◆ **OBJECTIVE**:
Where a line contains the word "text", copy that line.

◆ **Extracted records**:

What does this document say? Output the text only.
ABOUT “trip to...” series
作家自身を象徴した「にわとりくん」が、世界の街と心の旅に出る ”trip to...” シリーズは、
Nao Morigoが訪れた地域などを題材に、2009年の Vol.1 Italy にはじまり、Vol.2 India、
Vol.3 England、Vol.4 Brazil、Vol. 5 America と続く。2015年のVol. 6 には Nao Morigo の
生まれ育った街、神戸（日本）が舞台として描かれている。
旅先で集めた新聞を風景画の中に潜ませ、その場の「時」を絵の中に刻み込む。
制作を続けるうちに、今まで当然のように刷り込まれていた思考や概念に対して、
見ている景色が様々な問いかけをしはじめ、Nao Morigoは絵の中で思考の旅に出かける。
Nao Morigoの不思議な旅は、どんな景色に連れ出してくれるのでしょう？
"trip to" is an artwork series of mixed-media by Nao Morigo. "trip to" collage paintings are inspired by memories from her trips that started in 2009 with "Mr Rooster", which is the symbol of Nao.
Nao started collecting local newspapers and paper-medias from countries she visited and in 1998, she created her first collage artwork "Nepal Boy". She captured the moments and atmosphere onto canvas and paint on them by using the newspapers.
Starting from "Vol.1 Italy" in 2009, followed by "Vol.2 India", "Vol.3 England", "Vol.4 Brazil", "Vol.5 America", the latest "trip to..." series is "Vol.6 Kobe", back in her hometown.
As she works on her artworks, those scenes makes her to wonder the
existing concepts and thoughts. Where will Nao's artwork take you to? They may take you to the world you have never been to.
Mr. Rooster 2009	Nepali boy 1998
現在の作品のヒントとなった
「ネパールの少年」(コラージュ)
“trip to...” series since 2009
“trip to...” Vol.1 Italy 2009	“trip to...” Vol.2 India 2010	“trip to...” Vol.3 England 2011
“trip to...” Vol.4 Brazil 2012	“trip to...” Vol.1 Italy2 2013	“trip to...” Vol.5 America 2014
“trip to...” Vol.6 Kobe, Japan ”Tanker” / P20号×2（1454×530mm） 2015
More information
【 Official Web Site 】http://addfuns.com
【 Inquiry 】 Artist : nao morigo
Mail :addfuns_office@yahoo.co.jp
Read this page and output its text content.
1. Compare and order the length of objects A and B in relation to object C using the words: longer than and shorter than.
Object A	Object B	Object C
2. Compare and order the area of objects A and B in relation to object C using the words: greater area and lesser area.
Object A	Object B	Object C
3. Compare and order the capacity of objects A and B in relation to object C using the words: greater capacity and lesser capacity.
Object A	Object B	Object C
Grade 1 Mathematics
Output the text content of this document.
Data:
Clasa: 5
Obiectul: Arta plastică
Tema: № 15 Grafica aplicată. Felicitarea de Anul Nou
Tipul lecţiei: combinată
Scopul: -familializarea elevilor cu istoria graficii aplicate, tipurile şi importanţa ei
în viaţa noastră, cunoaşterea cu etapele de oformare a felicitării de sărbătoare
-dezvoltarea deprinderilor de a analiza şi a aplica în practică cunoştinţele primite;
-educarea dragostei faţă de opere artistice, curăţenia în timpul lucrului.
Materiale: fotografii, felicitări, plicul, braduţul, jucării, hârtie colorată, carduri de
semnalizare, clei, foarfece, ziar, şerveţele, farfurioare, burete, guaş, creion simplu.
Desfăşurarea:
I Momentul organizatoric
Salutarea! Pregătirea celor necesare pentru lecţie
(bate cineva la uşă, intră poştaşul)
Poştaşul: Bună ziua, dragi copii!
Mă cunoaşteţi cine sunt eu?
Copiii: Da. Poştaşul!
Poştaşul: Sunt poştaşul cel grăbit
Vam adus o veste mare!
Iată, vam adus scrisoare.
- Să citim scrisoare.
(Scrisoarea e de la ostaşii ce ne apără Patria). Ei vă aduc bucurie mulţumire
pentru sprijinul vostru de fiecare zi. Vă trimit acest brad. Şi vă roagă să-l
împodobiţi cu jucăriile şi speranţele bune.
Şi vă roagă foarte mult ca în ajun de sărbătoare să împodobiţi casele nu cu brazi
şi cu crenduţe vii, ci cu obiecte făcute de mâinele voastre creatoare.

◆ **EXERCISE ANSWER**:
What does this document say? Output the text only.
Read this page and output its text content.
Output the text content of this document.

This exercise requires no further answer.